_What to do_
In the listing that follows, count each line where the word "hydroxylase" appears; write nothing but the count.

_Material supplied_
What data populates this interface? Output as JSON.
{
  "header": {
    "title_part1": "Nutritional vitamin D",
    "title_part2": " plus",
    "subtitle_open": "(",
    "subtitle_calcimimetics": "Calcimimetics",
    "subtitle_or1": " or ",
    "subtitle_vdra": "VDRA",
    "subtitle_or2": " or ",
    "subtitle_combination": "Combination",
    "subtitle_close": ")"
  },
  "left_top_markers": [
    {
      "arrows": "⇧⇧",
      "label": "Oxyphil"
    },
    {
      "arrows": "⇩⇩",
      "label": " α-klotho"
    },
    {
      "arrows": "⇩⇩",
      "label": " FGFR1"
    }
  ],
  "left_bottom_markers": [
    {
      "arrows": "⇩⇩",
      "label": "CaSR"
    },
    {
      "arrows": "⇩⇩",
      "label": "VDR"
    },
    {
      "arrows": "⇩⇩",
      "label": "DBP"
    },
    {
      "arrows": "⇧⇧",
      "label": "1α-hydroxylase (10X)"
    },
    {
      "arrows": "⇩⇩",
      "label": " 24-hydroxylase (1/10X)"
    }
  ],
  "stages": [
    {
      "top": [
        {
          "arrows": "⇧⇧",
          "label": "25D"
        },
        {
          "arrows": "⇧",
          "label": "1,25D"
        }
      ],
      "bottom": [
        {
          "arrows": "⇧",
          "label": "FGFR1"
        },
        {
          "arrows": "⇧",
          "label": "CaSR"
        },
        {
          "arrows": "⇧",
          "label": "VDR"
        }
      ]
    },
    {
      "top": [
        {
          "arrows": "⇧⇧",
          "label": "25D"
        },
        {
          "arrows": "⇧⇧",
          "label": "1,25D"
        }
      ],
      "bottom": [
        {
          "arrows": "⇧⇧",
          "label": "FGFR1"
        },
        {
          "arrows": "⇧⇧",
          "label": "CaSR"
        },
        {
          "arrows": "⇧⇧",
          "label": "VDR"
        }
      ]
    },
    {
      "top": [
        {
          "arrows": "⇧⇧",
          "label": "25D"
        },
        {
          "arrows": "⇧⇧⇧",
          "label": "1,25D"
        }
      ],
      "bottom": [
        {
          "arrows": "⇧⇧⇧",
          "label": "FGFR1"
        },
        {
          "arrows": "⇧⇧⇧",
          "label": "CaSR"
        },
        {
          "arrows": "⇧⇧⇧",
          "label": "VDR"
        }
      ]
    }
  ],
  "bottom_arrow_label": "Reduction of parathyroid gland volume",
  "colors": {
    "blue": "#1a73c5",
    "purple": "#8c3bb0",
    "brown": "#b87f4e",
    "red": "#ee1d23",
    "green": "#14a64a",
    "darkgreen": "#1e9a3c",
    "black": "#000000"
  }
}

_Written response_
2